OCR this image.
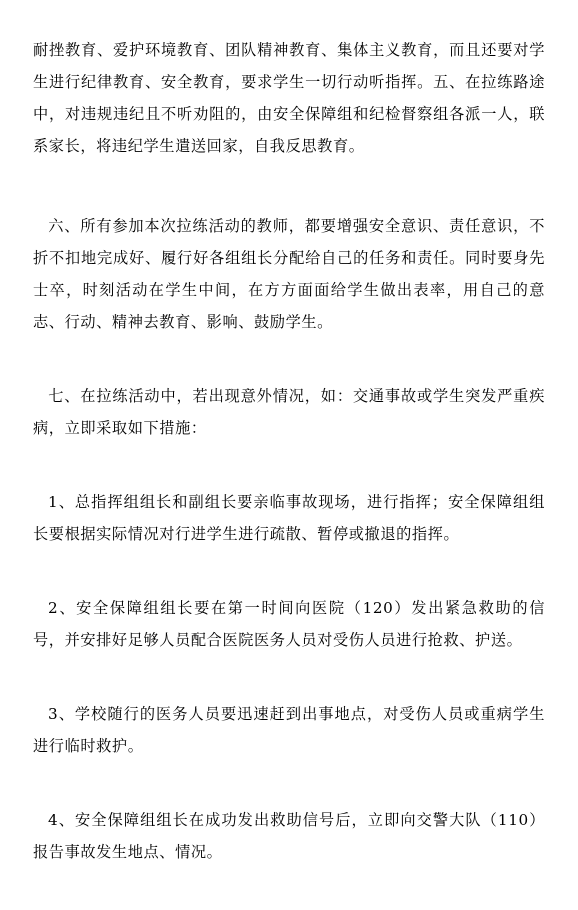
耐挫教育、爱护环境教育、团队精神教育、集体主义教育，而且还要对学生进行纪律教育、安全教育，要求学生一切行动听指挥。五、在拉练路途中，对违规违纪且不听劝阻的，由安全保障组和纪检督察组各派一人，联系家长，将违纪学生遣送回家，自我反思教育。

六、所有参加本次拉练活动的教师，都要增强安全意识、责任意识，不折不扣地完成好、履行好各组组长分配给自己的任务和责任。同时要身先士卒，时刻活动在学生中间，在方方面面给学生做出表率，用自己的意志、行动、精神去教育、影响、鼓励学生。

七、在拉练活动中，若出现意外情况，如：交通事故或学生突发严重疾病，立即采取如下措施：

1、总指挥组组长和副组长要亲临事故现场，进行指挥；安全保障组组长要根据实际情况对行进学生进行疏散、暂停或撤退的指挥。

2、安全保障组组长要在第一时间向医院（120）发出紧急救助的信号，并安排好足够人员配合医院医务人员对受伤人员进行抢救、护送。

3、学校随行的医务人员要迅速赶到出事地点，对受伤人员或重病学生进行临时救护。

4、安全保障组组长在成功发出救助信号后，立即向交警大队（110）报告事故发生地点、情况。
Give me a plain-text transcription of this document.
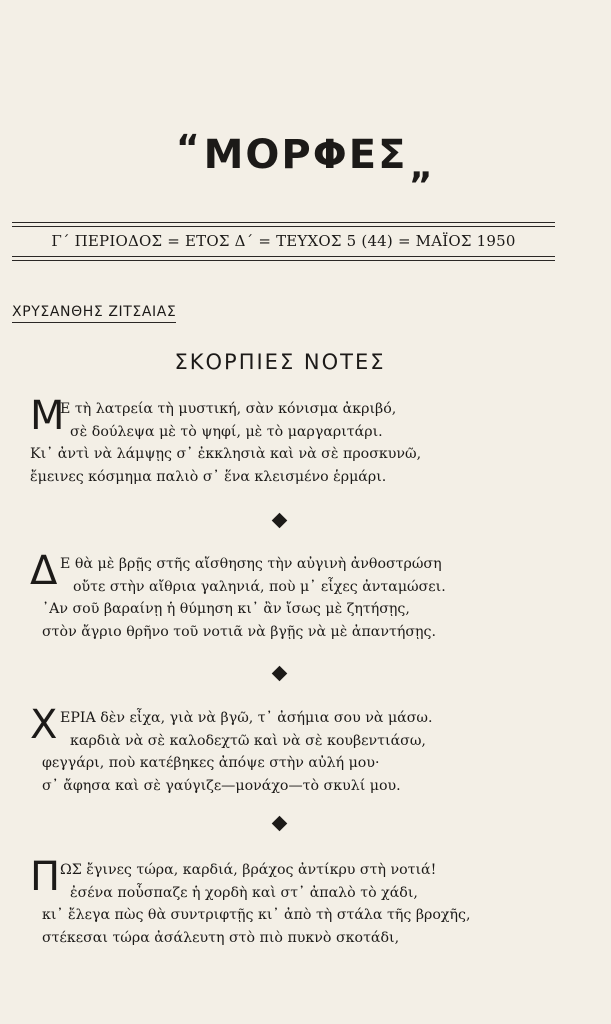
“ΜΟΡΦΕΣ„
Γ΄ ΠΕΡΙΟΔΟΣ = ΕΤΟΣ Δ΄ = ΤΕΥΧΟΣ 5 (44) = ΜΑΪΟΣ 1950
ΧΡΥΣΑΝΘΗΣ ΖΙΤΣΑΙΑΣ
ΣΚΟΡΠΙΕΣ ΝΟΤΕΣ
Μ
Ε τὴ λατρεία τὴ μυστική, σὰν κόνισμα ἀκριβό,
σὲ δούλεψα μὲ τὸ ψηφί, μὲ τὸ μαργαριτάρι.
Κι᾿ ἀντὶ νὰ λάμψῃς σ᾿ ἐκκλησιὰ καὶ νὰ σὲ προσκυνῶ,
ἔμεινες κόσμημα παλιὸ σ᾿ ἕνα κλεισμένο ἑρμάρι.
Δ Ε θὰ μὲ βρῇς στῆς αἴσθησης τὴν αὐγινὴ ἀνθοστρώση
οὔτε στὴν αἴθρια γαληνιά, ποὺ μ᾿ εἶχες ἀνταμώσει.
᾿Αν σοῦ βαραίνῃ ἡ θύμηση κι᾿ ἂν ἴσως μὲ ζητήσῃς,
στὸν ἄγριο θρῆνο τοῦ νοτιᾶ νὰ βγῇς νὰ μὲ ἀπαντήσῃς.
Χ ΕΡΙΑ δὲν εἶχα, γιὰ νὰ βγῶ, τ᾿ ἀσήμια σου νὰ μάσω.
καρδιὰ νὰ σὲ καλοδεχτῶ καὶ νὰ σὲ κουβεντιάσω,
φεγγάρι, ποὺ κατέβηκες ἀπόψε στὴν αὐλή μου·
σ᾿ ἄφησα καὶ σὲ γαύγιζε—μονάχο—τὸ σκυλί μου.
Π ΩΣ ἔγινες τώρα, καρδιά, βράχος ἀντίκρυ στὴ νοτιά!
ἐσένα ποὖσπαζε ἡ χορδὴ καὶ στ᾿ ἀπαλὸ τὸ χάδι,
κι᾿ ἔλεγα πὼς θὰ συντριφτῇς κι᾿ ἀπὸ τὴ στάλα τῆς βροχῆς,
στέκεσαι τώρα ἀσάλευτη στὸ πιὸ πυκνὸ σκοτάδι,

-=-=-

**Work to complete:** Identify the lines that hold the word "τώρα". Copy every one of them.

**Solved exercise:**
Π ΩΣ ἔγινες τώρα, καρδιά, βράχος ἀντίκρυ στὴ νοτιά!
στέκεσαι τώρα ἀσάλευτη στὸ πιὸ πυκνὸ σκοτάδι,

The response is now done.